Give the number of lines in this listing that contain the word "JSON", and nothing else.

§ Records for processing
══════

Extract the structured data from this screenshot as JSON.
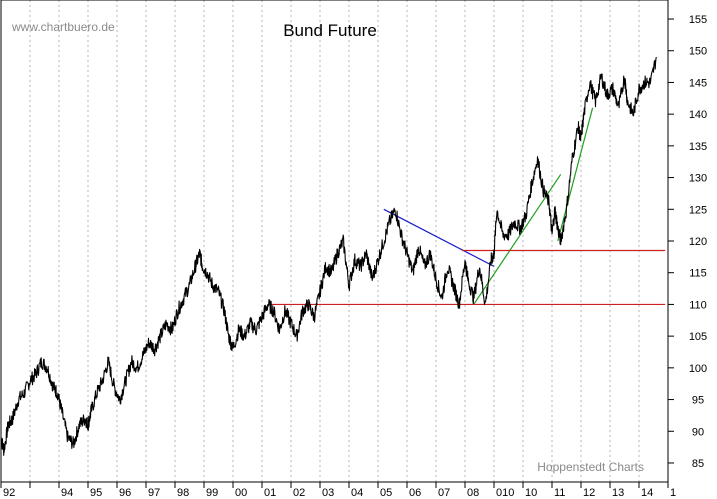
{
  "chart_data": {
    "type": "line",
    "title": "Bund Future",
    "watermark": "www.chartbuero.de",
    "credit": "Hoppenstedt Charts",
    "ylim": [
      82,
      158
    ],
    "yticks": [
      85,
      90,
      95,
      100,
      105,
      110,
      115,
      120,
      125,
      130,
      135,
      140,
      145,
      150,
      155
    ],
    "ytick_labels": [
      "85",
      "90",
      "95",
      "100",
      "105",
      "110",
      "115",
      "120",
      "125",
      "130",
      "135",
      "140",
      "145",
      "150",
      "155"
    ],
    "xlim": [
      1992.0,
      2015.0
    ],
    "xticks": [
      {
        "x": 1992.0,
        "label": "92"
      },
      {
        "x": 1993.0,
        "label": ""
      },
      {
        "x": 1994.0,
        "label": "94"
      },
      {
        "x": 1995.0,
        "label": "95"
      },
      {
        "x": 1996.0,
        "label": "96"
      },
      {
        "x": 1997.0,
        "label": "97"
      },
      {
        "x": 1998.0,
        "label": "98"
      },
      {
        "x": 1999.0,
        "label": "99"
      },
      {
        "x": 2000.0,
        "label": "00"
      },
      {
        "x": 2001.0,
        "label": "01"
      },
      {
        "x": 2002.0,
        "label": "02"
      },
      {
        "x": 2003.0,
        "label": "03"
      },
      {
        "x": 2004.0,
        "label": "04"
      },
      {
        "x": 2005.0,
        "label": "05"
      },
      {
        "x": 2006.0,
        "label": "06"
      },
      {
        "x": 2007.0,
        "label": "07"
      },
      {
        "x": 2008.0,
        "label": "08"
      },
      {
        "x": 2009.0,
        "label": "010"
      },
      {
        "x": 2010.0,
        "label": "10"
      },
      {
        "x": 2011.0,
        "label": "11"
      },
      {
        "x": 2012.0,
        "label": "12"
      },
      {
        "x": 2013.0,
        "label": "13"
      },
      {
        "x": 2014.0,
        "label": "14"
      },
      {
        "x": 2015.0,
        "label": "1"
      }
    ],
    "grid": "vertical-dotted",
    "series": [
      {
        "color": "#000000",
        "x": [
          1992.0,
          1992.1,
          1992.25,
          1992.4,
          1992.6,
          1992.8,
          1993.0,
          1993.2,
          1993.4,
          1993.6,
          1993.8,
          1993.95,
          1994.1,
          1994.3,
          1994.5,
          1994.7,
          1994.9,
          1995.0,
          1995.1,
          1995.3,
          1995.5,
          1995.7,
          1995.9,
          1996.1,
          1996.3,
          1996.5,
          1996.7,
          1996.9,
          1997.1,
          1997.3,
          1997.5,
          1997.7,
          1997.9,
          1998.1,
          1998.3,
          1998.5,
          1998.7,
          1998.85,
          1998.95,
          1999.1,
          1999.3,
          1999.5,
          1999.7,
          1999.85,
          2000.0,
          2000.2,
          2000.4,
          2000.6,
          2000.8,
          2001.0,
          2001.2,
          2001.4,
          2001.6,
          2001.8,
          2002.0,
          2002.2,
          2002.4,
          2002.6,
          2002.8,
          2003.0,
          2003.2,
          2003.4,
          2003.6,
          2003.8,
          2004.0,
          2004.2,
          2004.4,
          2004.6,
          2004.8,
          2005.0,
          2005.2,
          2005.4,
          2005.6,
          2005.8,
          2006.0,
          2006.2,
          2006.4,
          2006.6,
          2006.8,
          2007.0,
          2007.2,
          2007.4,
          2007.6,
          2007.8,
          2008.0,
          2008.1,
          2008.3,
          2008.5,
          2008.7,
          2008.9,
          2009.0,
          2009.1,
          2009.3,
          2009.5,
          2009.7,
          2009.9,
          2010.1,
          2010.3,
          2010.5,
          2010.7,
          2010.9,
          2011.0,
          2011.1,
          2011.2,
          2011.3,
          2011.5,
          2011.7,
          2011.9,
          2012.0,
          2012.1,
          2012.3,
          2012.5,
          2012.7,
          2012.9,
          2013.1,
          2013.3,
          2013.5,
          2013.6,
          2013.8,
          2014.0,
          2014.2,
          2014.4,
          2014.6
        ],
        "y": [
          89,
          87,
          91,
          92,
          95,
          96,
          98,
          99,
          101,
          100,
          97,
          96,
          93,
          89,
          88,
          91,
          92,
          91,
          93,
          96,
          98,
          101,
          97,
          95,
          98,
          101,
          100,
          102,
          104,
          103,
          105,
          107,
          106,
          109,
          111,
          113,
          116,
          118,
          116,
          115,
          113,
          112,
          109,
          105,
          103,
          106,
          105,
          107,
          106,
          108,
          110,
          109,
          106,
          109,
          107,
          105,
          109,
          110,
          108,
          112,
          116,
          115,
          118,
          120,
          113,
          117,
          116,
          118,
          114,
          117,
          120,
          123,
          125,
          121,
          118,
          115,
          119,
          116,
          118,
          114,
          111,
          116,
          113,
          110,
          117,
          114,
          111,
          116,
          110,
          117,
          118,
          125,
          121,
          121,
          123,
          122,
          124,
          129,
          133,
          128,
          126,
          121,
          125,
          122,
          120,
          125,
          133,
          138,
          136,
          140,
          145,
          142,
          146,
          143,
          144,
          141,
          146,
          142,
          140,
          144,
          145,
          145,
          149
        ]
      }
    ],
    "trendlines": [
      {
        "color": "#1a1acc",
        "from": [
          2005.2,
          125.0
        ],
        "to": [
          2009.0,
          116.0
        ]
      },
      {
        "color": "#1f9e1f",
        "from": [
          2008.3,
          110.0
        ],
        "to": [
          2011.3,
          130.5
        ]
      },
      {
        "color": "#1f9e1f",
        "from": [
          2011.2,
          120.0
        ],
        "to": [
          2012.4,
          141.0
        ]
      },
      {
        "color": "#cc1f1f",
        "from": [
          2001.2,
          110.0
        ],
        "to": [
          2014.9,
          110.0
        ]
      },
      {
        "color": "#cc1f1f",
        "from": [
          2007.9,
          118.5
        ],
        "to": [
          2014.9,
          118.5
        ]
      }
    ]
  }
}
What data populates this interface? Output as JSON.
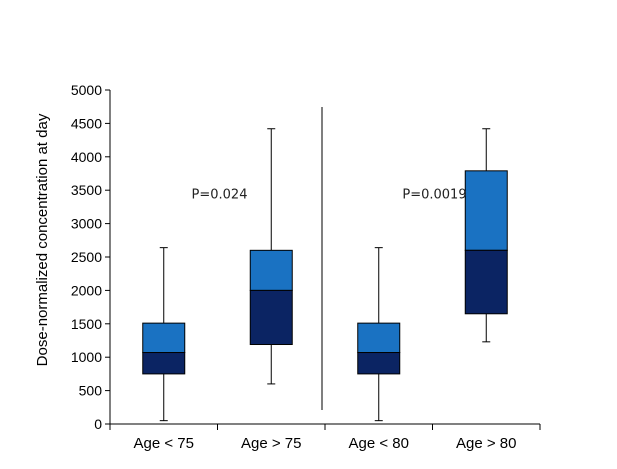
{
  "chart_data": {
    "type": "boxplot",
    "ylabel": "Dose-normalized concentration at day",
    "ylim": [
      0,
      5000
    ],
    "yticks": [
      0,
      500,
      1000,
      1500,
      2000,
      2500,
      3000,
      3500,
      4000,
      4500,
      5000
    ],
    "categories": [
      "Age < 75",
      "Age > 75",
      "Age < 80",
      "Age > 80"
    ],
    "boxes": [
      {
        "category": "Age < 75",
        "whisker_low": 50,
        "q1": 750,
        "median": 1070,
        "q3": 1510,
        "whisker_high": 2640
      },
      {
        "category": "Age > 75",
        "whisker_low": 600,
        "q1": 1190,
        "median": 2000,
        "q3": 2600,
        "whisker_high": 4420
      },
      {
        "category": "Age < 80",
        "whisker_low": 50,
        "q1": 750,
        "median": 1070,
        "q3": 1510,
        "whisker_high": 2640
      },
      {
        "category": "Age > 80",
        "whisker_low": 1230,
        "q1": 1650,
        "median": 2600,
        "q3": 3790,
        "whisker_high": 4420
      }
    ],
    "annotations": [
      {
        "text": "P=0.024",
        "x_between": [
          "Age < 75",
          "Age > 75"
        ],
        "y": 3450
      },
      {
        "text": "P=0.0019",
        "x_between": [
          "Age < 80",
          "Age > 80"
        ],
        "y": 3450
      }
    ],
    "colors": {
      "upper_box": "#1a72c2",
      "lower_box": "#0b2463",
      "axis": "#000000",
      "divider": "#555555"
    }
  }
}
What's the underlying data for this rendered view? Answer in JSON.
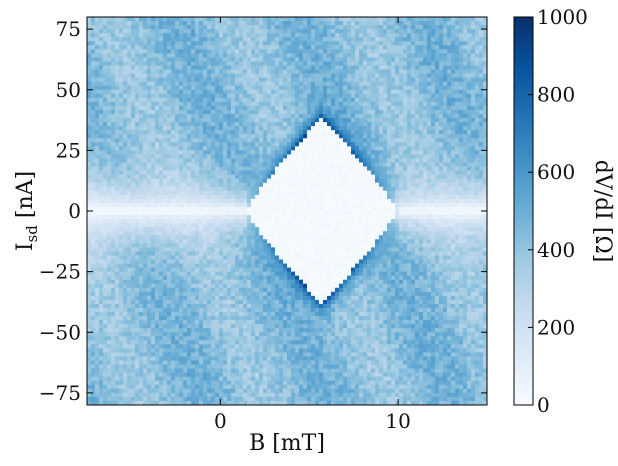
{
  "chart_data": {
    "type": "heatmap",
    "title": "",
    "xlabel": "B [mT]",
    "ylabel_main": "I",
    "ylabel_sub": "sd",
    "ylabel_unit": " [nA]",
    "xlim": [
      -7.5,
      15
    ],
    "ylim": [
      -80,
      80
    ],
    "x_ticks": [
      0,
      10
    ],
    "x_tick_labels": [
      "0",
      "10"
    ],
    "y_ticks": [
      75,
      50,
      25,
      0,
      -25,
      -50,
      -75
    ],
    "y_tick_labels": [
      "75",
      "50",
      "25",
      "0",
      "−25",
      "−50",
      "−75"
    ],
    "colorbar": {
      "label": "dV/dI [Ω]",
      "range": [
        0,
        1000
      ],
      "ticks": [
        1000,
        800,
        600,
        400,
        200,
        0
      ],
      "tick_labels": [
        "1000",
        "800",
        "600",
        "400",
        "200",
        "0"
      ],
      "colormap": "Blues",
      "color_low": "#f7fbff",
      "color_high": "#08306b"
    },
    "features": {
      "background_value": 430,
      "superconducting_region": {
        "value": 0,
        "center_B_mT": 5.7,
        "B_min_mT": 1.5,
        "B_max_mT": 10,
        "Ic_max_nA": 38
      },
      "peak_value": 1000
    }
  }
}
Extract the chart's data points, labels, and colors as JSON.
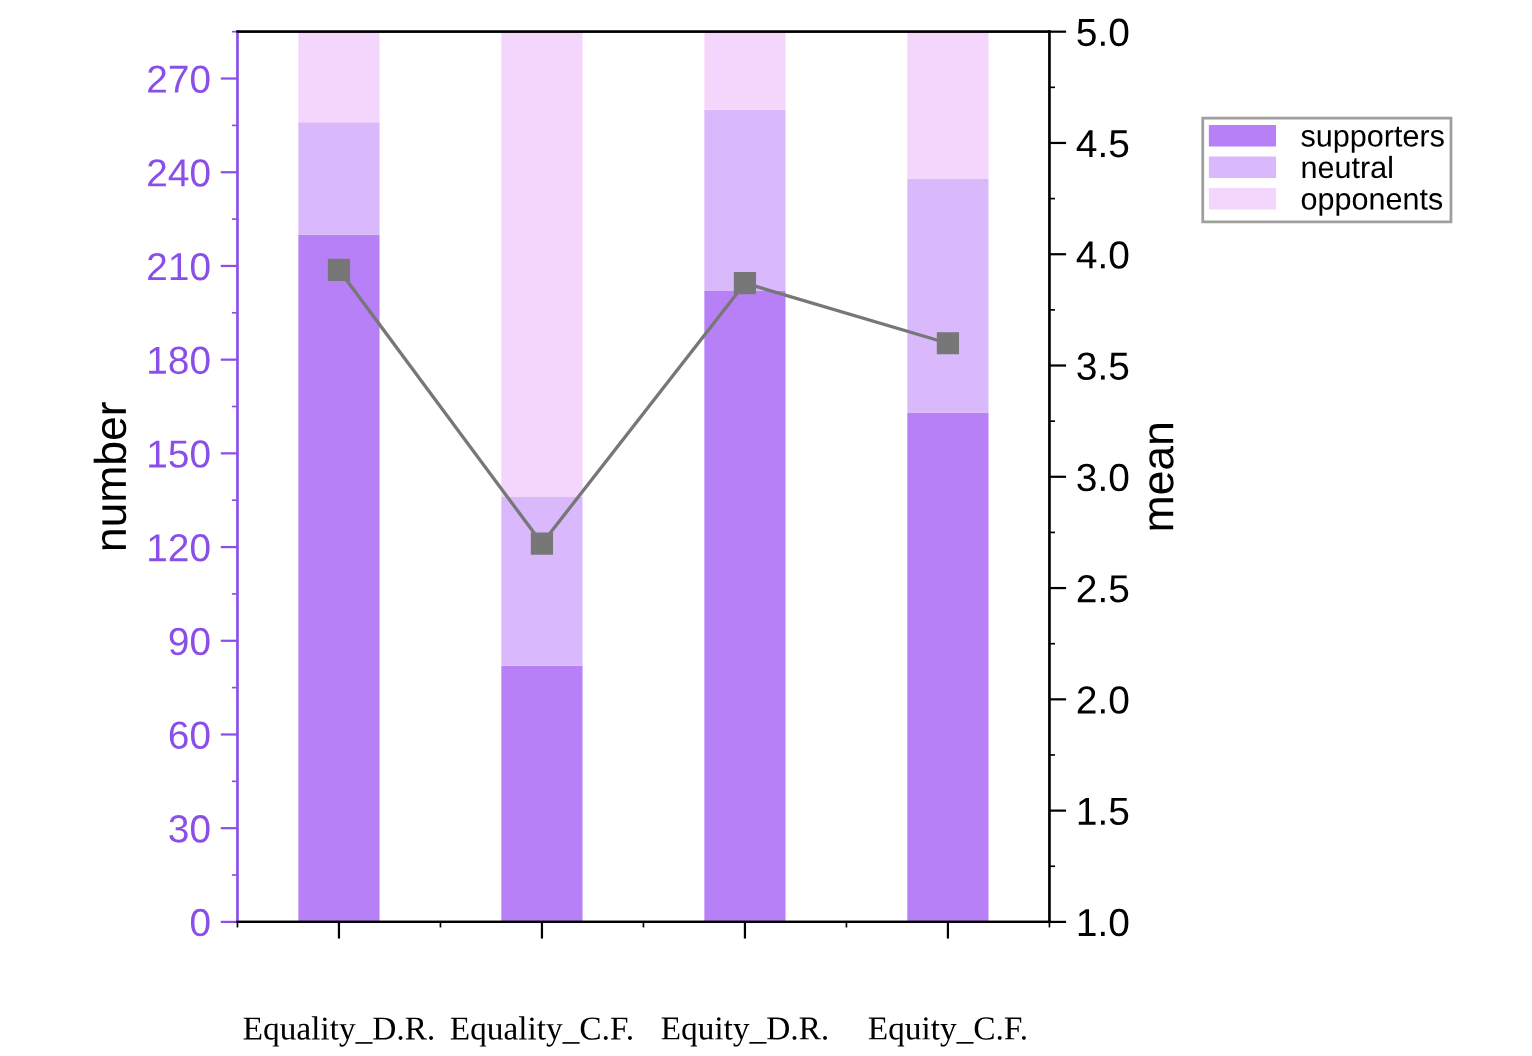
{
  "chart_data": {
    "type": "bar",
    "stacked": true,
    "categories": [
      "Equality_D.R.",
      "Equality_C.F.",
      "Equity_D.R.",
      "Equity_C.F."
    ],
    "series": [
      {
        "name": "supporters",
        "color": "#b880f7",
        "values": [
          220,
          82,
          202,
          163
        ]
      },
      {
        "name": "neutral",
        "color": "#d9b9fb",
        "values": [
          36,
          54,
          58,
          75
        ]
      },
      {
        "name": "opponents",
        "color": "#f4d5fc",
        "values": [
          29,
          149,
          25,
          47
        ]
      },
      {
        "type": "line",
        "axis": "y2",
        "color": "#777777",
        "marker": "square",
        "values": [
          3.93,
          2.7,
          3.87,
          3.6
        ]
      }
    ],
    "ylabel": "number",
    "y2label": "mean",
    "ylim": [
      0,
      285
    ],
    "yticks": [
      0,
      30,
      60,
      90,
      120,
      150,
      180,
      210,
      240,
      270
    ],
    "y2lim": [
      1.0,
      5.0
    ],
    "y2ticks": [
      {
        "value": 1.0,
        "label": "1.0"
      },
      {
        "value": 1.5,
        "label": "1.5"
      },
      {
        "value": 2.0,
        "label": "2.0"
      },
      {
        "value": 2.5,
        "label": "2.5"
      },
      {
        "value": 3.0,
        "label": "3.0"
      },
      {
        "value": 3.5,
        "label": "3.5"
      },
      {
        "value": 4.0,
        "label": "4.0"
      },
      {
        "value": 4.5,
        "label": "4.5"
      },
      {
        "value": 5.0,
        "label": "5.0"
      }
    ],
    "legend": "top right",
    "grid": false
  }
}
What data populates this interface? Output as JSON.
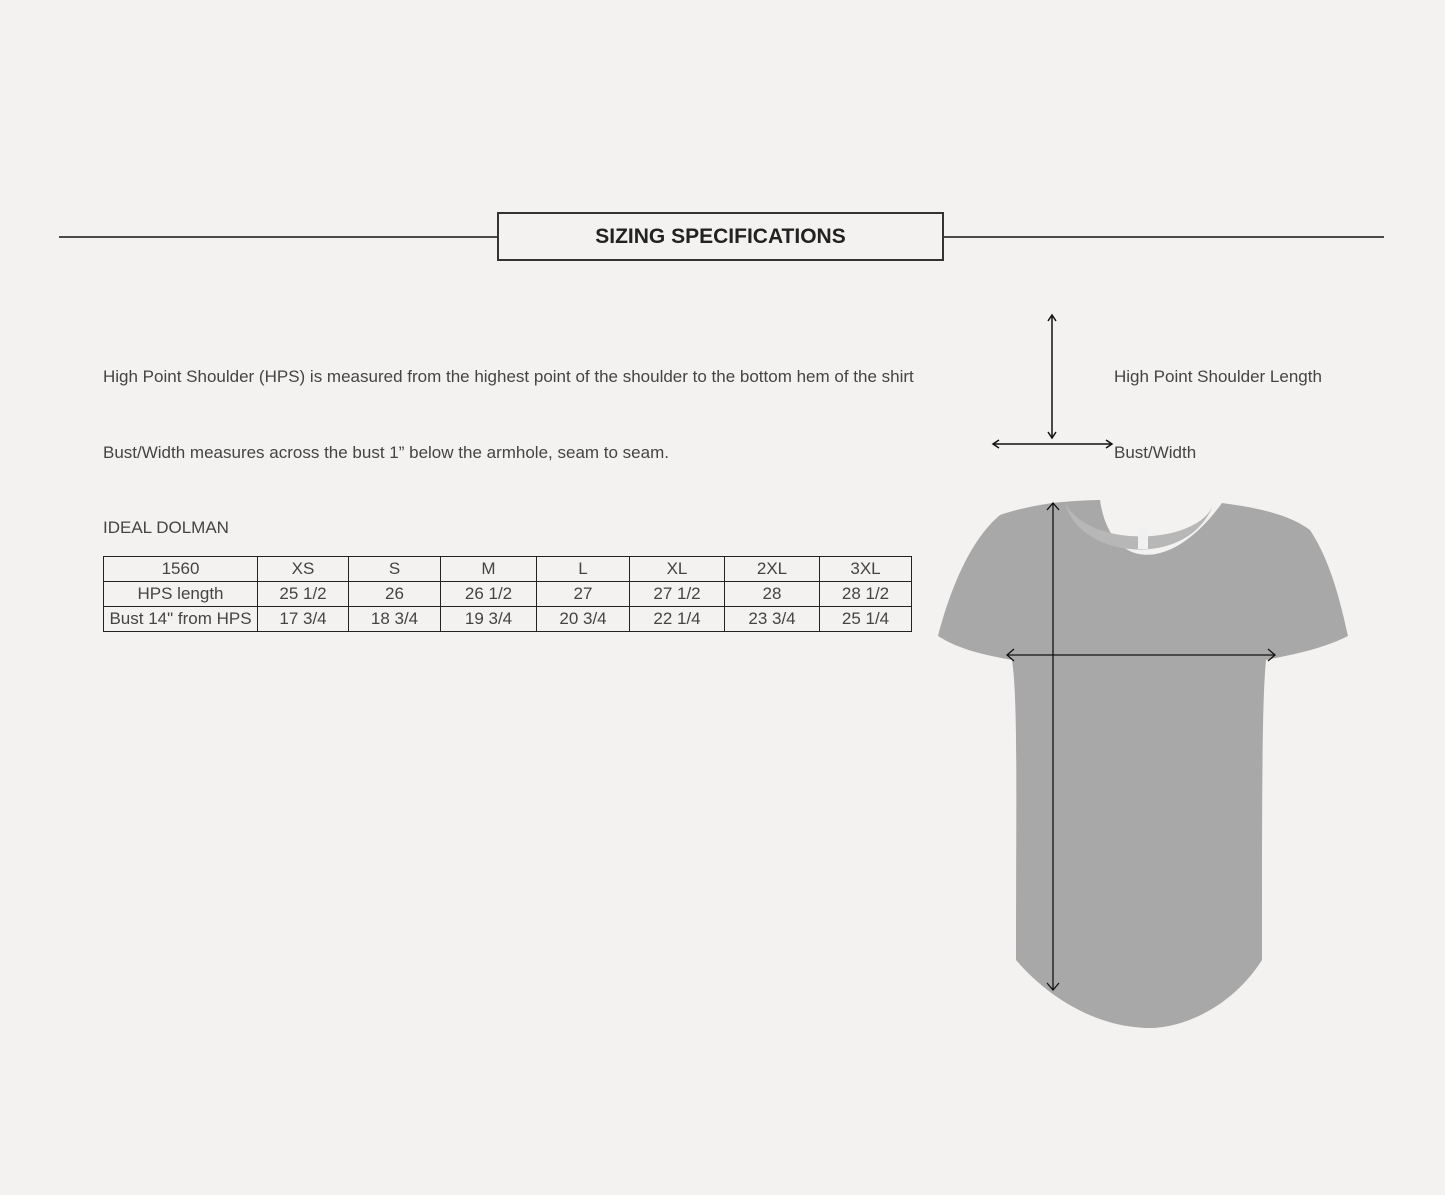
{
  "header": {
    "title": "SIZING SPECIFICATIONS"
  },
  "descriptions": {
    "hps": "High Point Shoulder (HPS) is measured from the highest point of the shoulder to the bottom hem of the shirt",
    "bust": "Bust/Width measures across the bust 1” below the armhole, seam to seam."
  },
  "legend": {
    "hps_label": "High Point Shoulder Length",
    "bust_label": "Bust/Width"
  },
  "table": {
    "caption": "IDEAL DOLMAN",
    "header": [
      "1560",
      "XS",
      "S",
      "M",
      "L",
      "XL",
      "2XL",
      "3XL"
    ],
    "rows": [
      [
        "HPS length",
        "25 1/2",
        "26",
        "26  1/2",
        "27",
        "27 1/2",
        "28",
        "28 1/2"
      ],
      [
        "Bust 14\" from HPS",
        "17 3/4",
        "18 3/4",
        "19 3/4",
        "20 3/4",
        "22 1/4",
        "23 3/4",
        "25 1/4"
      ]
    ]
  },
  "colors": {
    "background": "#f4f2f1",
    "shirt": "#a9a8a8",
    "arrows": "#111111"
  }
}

══════

§ Answer for the task
5